● **EXERCISE TASK**
Out of all the lines below, count those with the word "this". Give the number only.

● **DATA SHOWN**

- - -

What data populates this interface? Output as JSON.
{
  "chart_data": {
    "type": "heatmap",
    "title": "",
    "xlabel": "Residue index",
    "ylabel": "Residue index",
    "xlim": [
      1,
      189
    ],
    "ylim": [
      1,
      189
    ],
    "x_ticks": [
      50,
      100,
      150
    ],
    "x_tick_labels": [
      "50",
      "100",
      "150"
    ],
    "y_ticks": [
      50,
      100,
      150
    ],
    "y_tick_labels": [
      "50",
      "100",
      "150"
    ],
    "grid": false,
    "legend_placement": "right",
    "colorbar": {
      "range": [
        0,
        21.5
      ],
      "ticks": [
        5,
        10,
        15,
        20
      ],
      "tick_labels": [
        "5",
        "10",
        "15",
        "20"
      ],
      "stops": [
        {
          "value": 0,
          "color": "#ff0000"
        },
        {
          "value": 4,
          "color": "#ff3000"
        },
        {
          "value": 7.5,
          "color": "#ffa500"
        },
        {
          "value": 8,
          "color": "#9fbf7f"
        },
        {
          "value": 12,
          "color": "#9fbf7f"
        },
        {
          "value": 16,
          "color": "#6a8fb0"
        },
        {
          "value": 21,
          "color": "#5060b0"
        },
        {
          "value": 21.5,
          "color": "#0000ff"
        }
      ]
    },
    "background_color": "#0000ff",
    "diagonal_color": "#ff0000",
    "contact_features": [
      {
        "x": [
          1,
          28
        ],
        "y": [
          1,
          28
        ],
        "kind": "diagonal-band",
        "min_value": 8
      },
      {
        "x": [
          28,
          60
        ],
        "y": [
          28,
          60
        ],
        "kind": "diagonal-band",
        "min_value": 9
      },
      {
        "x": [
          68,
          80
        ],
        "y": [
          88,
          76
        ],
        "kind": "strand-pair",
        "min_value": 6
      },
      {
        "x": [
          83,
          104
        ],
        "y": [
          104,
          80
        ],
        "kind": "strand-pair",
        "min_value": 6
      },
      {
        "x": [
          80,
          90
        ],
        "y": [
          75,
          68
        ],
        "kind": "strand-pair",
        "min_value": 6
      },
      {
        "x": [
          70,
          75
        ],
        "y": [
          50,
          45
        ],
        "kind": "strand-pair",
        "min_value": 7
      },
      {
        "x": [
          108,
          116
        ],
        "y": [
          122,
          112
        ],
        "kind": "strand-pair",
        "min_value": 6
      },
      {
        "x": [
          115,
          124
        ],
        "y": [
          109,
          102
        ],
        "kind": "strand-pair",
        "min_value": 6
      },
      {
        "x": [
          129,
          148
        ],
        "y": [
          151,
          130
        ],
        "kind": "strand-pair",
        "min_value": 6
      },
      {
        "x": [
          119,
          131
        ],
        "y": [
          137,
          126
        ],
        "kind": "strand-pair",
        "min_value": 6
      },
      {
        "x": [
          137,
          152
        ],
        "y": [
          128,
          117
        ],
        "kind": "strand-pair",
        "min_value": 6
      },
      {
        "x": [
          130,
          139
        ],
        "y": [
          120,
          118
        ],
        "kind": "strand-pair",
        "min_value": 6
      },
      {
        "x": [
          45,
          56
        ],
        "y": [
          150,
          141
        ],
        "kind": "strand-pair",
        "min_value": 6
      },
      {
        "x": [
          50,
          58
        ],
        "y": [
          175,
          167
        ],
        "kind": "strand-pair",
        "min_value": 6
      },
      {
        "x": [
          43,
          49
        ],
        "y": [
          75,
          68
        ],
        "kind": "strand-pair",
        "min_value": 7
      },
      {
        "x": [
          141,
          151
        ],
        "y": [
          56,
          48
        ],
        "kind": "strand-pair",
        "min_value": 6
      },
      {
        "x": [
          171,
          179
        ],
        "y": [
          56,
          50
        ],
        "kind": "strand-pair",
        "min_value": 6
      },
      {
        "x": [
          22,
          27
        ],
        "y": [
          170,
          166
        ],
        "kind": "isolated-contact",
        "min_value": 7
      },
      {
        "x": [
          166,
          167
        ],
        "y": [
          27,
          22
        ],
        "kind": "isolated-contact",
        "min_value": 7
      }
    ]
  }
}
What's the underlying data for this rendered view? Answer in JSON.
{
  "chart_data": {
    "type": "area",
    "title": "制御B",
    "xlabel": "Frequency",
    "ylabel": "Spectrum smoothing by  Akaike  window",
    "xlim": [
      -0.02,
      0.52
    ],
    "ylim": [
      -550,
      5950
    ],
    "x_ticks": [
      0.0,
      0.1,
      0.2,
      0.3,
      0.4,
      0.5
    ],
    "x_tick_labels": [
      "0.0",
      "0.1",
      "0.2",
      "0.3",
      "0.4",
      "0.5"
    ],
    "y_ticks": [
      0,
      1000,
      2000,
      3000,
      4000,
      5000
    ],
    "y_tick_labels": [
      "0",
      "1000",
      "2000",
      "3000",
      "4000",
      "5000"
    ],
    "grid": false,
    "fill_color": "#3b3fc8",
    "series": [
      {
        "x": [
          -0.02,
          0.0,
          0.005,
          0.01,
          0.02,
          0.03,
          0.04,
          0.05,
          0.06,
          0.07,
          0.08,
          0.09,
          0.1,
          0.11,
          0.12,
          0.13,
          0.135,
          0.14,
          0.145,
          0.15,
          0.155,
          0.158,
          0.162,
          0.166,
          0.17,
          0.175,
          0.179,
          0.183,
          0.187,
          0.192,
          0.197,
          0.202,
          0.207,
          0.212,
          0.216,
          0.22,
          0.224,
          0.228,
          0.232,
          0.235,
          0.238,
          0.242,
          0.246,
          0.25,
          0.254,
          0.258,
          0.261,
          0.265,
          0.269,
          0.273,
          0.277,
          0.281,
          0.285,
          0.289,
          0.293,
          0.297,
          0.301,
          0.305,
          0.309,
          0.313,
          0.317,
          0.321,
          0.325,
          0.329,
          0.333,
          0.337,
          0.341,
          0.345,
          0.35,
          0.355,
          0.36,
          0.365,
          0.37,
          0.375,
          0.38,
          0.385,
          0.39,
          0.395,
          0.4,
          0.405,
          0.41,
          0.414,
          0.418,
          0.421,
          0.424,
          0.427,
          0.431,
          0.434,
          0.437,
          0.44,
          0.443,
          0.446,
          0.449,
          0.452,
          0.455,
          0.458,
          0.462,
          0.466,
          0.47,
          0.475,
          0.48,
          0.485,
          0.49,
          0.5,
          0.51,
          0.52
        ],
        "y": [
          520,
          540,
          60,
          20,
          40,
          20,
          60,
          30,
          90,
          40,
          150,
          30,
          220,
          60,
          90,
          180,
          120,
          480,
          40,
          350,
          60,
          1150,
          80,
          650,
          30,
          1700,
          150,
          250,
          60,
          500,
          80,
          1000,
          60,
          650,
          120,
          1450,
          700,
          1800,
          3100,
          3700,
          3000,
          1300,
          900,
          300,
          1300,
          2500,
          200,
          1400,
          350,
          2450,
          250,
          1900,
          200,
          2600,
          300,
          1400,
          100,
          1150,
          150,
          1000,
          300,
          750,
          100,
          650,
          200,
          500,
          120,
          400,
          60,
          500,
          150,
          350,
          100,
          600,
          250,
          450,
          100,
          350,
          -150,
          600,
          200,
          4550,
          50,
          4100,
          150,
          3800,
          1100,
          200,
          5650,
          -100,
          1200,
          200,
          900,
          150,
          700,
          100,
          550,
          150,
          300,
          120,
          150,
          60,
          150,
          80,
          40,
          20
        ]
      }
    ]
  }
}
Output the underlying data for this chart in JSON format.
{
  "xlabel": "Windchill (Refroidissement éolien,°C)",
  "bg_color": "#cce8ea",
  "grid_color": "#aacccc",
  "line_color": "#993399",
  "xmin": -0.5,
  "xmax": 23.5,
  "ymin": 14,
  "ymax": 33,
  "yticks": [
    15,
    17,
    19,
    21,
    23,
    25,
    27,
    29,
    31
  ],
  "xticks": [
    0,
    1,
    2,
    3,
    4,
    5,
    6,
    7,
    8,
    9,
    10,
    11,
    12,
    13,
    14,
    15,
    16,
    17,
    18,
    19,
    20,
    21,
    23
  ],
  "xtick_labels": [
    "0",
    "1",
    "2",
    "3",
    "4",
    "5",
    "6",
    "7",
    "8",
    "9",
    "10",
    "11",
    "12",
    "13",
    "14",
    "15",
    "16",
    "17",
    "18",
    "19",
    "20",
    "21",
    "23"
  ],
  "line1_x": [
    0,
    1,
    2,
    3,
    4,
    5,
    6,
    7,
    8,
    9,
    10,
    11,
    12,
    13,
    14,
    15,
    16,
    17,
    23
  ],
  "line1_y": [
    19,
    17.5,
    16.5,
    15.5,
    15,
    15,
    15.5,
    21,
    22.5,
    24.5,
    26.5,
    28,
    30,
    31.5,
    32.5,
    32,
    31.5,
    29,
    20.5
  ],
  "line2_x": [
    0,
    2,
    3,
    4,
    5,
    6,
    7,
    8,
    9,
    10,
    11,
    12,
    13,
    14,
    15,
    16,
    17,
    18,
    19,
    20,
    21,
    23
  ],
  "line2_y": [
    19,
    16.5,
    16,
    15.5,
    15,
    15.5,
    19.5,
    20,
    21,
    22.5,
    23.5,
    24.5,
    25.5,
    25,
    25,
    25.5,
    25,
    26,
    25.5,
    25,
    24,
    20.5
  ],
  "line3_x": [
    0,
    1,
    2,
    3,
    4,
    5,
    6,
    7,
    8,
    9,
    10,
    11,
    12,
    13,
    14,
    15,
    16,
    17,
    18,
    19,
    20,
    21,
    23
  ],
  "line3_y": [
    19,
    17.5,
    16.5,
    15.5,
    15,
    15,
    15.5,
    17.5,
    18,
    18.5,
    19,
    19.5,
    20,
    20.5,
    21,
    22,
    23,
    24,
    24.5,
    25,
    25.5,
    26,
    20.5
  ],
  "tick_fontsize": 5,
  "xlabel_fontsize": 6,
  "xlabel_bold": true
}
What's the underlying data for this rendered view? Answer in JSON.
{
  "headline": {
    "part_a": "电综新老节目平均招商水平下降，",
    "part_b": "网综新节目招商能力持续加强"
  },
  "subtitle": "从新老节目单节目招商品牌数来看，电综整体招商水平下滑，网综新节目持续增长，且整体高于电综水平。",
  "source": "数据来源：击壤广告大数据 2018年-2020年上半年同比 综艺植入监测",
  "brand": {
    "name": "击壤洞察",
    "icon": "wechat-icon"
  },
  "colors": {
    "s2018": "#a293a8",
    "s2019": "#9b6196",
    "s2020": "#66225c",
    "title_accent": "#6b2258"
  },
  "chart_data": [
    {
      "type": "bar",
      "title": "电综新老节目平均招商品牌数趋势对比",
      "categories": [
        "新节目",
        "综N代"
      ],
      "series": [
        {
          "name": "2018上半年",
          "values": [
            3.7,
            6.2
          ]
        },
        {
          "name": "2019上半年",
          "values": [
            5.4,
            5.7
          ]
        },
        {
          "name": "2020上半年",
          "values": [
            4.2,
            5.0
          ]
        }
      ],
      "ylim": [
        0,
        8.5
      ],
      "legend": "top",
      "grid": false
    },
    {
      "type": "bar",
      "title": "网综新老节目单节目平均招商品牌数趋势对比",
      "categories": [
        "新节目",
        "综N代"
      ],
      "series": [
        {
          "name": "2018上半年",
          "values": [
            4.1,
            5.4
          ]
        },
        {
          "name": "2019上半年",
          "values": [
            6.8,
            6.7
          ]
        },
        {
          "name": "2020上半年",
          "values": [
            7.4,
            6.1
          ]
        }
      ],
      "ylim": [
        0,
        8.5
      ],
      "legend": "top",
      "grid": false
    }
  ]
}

- - -

● **WRITTEN ANSWER**
4